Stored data
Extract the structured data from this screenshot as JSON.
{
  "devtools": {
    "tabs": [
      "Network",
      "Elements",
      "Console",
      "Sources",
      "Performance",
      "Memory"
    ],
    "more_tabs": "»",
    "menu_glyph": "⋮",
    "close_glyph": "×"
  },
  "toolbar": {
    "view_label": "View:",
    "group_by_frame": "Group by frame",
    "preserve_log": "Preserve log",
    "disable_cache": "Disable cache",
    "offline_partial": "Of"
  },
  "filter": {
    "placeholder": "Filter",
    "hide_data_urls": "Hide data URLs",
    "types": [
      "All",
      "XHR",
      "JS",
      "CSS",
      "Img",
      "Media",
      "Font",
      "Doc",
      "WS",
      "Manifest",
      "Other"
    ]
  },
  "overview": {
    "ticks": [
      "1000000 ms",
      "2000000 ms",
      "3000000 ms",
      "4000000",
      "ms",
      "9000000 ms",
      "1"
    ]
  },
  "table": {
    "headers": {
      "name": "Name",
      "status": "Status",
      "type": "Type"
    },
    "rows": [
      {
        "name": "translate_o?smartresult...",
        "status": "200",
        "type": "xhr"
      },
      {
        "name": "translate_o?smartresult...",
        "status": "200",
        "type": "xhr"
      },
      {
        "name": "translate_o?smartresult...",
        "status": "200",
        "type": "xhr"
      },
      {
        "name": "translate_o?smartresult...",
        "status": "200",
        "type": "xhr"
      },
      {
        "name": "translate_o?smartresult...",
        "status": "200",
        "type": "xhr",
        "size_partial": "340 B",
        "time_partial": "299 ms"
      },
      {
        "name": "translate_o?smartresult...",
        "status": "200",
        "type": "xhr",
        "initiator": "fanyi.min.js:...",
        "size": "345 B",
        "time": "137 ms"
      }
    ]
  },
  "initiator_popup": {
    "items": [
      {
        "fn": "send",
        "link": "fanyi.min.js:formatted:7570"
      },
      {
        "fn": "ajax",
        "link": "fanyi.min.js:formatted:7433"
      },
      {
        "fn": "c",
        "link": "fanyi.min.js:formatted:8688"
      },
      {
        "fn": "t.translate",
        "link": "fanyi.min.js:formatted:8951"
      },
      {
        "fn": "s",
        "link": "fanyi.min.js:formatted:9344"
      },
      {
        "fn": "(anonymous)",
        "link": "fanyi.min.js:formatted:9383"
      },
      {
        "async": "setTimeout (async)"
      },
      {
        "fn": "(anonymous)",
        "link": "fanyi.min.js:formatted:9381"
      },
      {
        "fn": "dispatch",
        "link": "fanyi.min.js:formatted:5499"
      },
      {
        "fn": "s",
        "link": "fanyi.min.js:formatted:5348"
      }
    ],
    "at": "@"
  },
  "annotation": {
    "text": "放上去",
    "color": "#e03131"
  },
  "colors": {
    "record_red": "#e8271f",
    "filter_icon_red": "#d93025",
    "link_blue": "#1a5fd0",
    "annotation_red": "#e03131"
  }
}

Requirements: Print every entry exactly as written.

Worked solution:
Extract the structured data from this screenshot as JSON.
{
  "devtools": {
    "tabs": [
      "Network",
      "Elements",
      "Console",
      "Sources",
      "Performance",
      "Memory"
    ],
    "more_tabs": "»",
    "menu_glyph": "⋮",
    "close_glyph": "×"
  },
  "toolbar": {
    "view_label": "View:",
    "group_by_frame": "Group by frame",
    "preserve_log": "Preserve log",
    "disable_cache": "Disable cache",
    "offline_partial": "Of"
  },
  "filter": {
    "placeholder": "Filter",
    "hide_data_urls": "Hide data URLs",
    "types": [
      "All",
      "XHR",
      "JS",
      "CSS",
      "Img",
      "Media",
      "Font",
      "Doc",
      "WS",
      "Manifest",
      "Other"
    ]
  },
  "overview": {
    "ticks": [
      "1000000 ms",
      "2000000 ms",
      "3000000 ms",
      "4000000",
      "ms",
      "9000000 ms",
      "1"
    ]
  },
  "table": {
    "headers": {
      "name": "Name",
      "status": "Status",
      "type": "Type"
    },
    "rows": [
      {
        "name": "translate_o?smartresult...",
        "status": "200",
        "type": "xhr"
      },
      {
        "name": "translate_o?smartresult...",
        "status": "200",
        "type": "xhr"
      },
      {
        "name": "translate_o?smartresult...",
        "status": "200",
        "type": "xhr"
      },
      {
        "name": "translate_o?smartresult...",
        "status": "200",
        "type": "xhr"
      },
      {
        "name": "translate_o?smartresult...",
        "status": "200",
        "type": "xhr",
        "size_partial": "340 B",
        "time_partial": "299 ms"
      },
      {
        "name": "translate_o?smartresult...",
        "status": "200",
        "type": "xhr",
        "initiator": "fanyi.min.js:...",
        "size": "345 B",
        "time": "137 ms"
      }
    ]
  },
  "initiator_popup": {
    "items": [
      {
        "fn": "send",
        "link": "fanyi.min.js:formatted:7570"
      },
      {
        "fn": "ajax",
        "link": "fanyi.min.js:formatted:7433"
      },
      {
        "fn": "c",
        "link": "fanyi.min.js:formatted:8688"
      },
      {
        "fn": "t.translate",
        "link": "fanyi.min.js:formatted:8951"
      },
      {
        "fn": "s",
        "link": "fanyi.min.js:formatted:9344"
      },
      {
        "fn": "(anonymous)",
        "link": "fanyi.min.js:formatted:9383"
      },
      {
        "async": "setTimeout (async)"
      },
      {
        "fn": "(anonymous)",
        "link": "fanyi.min.js:formatted:9381"
      },
      {
        "fn": "dispatch",
        "link": "fanyi.min.js:formatted:5499"
      },
      {
        "fn": "s",
        "link": "fanyi.min.js:formatted:5348"
      }
    ],
    "at": "@"
  },
  "annotation": {
    "text": "放上去",
    "color": "#e03131"
  },
  "colors": {
    "record_red": "#e8271f",
    "filter_icon_red": "#d93025",
    "link_blue": "#1a5fd0",
    "annotation_red": "#e03131"
  }
}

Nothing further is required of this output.